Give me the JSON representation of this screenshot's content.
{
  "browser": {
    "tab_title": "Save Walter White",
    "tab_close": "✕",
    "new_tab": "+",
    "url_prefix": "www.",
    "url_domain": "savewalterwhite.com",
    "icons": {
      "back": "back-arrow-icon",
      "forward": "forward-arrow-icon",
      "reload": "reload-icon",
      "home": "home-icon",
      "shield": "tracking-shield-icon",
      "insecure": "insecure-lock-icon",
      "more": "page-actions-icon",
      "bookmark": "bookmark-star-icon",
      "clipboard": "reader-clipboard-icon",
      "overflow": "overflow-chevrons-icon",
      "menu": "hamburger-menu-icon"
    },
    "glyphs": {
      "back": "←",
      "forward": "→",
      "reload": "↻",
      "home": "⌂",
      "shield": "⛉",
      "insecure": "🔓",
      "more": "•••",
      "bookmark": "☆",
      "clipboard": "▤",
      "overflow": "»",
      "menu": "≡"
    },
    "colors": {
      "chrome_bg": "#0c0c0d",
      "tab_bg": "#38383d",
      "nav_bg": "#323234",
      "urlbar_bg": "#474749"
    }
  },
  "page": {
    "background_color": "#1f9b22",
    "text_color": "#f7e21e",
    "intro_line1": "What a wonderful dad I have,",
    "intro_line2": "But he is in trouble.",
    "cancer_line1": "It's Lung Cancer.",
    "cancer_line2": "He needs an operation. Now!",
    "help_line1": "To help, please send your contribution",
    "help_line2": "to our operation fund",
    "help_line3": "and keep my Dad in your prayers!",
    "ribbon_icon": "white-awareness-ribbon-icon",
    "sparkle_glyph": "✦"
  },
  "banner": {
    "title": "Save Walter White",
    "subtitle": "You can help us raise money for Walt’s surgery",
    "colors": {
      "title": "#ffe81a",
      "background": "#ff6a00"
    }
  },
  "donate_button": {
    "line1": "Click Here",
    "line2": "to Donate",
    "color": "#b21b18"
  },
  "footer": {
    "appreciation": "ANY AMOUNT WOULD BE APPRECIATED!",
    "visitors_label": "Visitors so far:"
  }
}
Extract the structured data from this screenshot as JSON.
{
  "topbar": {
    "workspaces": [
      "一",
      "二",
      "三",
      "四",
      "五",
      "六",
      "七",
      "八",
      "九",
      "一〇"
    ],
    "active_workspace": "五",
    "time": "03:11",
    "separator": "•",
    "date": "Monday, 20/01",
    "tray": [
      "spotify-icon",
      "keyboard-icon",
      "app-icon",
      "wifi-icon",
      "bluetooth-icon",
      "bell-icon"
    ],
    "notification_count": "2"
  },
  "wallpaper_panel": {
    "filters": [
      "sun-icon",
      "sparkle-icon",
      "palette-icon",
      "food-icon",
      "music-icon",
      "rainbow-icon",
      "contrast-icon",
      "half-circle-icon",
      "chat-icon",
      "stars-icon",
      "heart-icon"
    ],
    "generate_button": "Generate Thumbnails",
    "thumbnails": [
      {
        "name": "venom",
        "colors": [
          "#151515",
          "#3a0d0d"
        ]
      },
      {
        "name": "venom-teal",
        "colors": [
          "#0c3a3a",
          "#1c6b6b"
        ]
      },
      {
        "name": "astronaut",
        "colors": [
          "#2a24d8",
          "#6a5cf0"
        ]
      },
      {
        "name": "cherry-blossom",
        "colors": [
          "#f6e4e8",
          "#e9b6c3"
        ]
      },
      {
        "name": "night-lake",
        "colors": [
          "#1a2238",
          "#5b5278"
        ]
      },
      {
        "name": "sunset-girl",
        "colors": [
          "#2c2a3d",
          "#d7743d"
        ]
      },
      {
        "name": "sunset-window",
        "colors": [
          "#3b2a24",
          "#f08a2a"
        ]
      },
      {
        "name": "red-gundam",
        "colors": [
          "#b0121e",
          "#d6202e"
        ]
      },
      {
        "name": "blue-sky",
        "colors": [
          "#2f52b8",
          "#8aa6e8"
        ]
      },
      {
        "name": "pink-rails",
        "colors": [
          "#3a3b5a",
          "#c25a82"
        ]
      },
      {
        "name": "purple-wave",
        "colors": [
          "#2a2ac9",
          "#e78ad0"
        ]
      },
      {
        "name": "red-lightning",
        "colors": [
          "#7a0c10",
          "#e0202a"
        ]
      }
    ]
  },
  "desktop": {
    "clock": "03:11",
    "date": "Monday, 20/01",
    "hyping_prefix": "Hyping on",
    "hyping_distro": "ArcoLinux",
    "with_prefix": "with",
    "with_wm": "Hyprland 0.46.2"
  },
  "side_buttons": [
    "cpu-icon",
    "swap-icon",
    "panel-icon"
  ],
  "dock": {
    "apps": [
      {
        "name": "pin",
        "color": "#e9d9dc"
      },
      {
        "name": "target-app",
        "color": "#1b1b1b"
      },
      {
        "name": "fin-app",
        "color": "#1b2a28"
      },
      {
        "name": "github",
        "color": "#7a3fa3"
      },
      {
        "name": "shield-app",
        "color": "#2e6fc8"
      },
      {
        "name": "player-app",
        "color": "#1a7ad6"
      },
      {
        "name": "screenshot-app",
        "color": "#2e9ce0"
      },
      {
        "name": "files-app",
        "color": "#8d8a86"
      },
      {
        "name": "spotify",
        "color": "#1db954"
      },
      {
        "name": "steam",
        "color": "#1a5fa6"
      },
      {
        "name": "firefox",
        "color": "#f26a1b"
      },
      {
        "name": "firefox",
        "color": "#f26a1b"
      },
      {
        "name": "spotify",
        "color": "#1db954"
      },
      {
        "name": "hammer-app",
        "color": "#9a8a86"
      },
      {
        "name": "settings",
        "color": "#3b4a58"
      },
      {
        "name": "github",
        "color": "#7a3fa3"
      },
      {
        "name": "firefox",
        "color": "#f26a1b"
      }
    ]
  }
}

------------------------------------------------------------

** Stated task **
Copy out each line exactly.

** Response to the task **
Give me the JSON representation of this screenshot's content.
{
  "browser": {
    "tab_title": "Save Walter White",
    "tab_close": "✕",
    "new_tab": "+",
    "url_prefix": "www.",
    "url_domain": "savewalterwhite.com",
    "icons": {
      "back": "back-arrow-icon",
      "forward": "forward-arrow-icon",
      "reload": "reload-icon",
      "home": "home-icon",
      "shield": "tracking-shield-icon",
      "insecure": "insecure-lock-icon",
      "more": "page-actions-icon",
      "bookmark": "bookmark-star-icon",
      "clipboard": "reader-clipboard-icon",
      "overflow": "overflow-chevrons-icon",
      "menu": "hamburger-menu-icon"
    },
    "glyphs": {
      "back": "←",
      "forward": "→",
      "reload": "↻",
      "home": "⌂",
      "shield": "⛉",
      "insecure": "🔓",
      "more": "•••",
      "bookmark": "☆",
      "clipboard": "▤",
      "overflow": "»",
      "menu": "≡"
    },
    "colors": {
      "chrome_bg": "#0c0c0d",
      "tab_bg": "#38383d",
      "nav_bg": "#323234",
      "urlbar_bg": "#474749"
    }
  },
  "page": {
    "background_color": "#1f9b22",
    "text_color": "#f7e21e",
    "intro_line1": "What a wonderful dad I have,",
    "intro_line2": "But he is in trouble.",
    "cancer_line1": "It's Lung Cancer.",
    "cancer_line2": "He needs an operation. Now!",
    "help_line1": "To help, please send your contribution",
    "help_line2": "to our operation fund",
    "help_line3": "and keep my Dad in your prayers!",
    "ribbon_icon": "white-awareness-ribbon-icon",
    "sparkle_glyph": "✦"
  },
  "banner": {
    "title": "Save Walter White",
    "subtitle": "You can help us raise money for Walt’s surgery",
    "colors": {
      "title": "#ffe81a",
      "background": "#ff6a00"
    }
  },
  "donate_button": {
    "line1": "Click Here",
    "line2": "to Donate",
    "color": "#b21b18"
  },
  "footer": {
    "appreciation": "ANY AMOUNT WOULD BE APPRECIATED!",
    "visitors_label": "Visitors so far:"
  }
}
Extract the structured data from this screenshot as JSON.
{
  "topbar": {
    "workspaces": [
      "一",
      "二",
      "三",
      "四",
      "五",
      "六",
      "七",
      "八",
      "九",
      "一〇"
    ],
    "active_workspace": "五",
    "time": "03:11",
    "separator": "•",
    "date": "Monday, 20/01",
    "tray": [
      "spotify-icon",
      "keyboard-icon",
      "app-icon",
      "wifi-icon",
      "bluetooth-icon",
      "bell-icon"
    ],
    "notification_count": "2"
  },
  "wallpaper_panel": {
    "filters": [
      "sun-icon",
      "sparkle-icon",
      "palette-icon",
      "food-icon",
      "music-icon",
      "rainbow-icon",
      "contrast-icon",
      "half-circle-icon",
      "chat-icon",
      "stars-icon",
      "heart-icon"
    ],
    "generate_button": "Generate Thumbnails",
    "thumbnails": [
      {
        "name": "venom",
        "colors": [
          "#151515",
          "#3a0d0d"
        ]
      },
      {
        "name": "venom-teal",
        "colors": [
          "#0c3a3a",
          "#1c6b6b"
        ]
      },
      {
        "name": "astronaut",
        "colors": [
          "#2a24d8",
          "#6a5cf0"
        ]
      },
      {
        "name": "cherry-blossom",
        "colors": [
          "#f6e4e8",
          "#e9b6c3"
        ]
      },
      {
        "name": "night-lake",
        "colors": [
          "#1a2238",
          "#5b5278"
        ]
      },
      {
        "name": "sunset-girl",
        "colors": [
          "#2c2a3d",
          "#d7743d"
        ]
      },
      {
        "name": "sunset-window",
        "colors": [
          "#3b2a24",
          "#f08a2a"
        ]
      },
      {
        "name": "red-gundam",
        "colors": [
          "#b0121e",
          "#d6202e"
        ]
      },
      {
        "name": "blue-sky",
        "colors": [
          "#2f52b8",
          "#8aa6e8"
        ]
      },
      {
        "name": "pink-rails",
        "colors": [
          "#3a3b5a",
          "#c25a82"
        ]
      },
      {
        "name": "purple-wave",
        "colors": [
          "#2a2ac9",
          "#e78ad0"
        ]
      },
      {
        "name": "red-lightning",
        "colors": [
          "#7a0c10",
          "#e0202a"
        ]
      }
    ]
  },
  "desktop": {
    "clock": "03:11",
    "date": "Monday, 20/01",
    "hyping_prefix": "Hyping on",
    "hyping_distro": "ArcoLinux",
    "with_prefix": "with",
    "with_wm": "Hyprland 0.46.2"
  },
  "side_buttons": [
    "cpu-icon",
    "swap-icon",
    "panel-icon"
  ],
  "dock": {
    "apps": [
      {
        "name": "pin",
        "color": "#e9d9dc"
      },
      {
        "name": "target-app",
        "color": "#1b1b1b"
      },
      {
        "name": "fin-app",
        "color": "#1b2a28"
      },
      {
        "name": "github",
        "color": "#7a3fa3"
      },
      {
        "name": "shield-app",
        "color": "#2e6fc8"
      },
      {
        "name": "player-app",
        "color": "#1a7ad6"
      },
      {
        "name": "screenshot-app",
        "color": "#2e9ce0"
      },
      {
        "name": "files-app",
        "color": "#8d8a86"
      },
      {
        "name": "spotify",
        "color": "#1db954"
      },
      {
        "name": "steam",
        "color": "#1a5fa6"
      },
      {
        "name": "firefox",
        "color": "#f26a1b"
      },
      {
        "name": "firefox",
        "color": "#f26a1b"
      },
      {
        "name": "spotify",
        "color": "#1db954"
      },
      {
        "name": "hammer-app",
        "color": "#9a8a86"
      },
      {
        "name": "settings",
        "color": "#3b4a58"
      },
      {
        "name": "github",
        "color": "#7a3fa3"
      },
      {
        "name": "firefox",
        "color": "#f26a1b"
      }
    ]
  }
}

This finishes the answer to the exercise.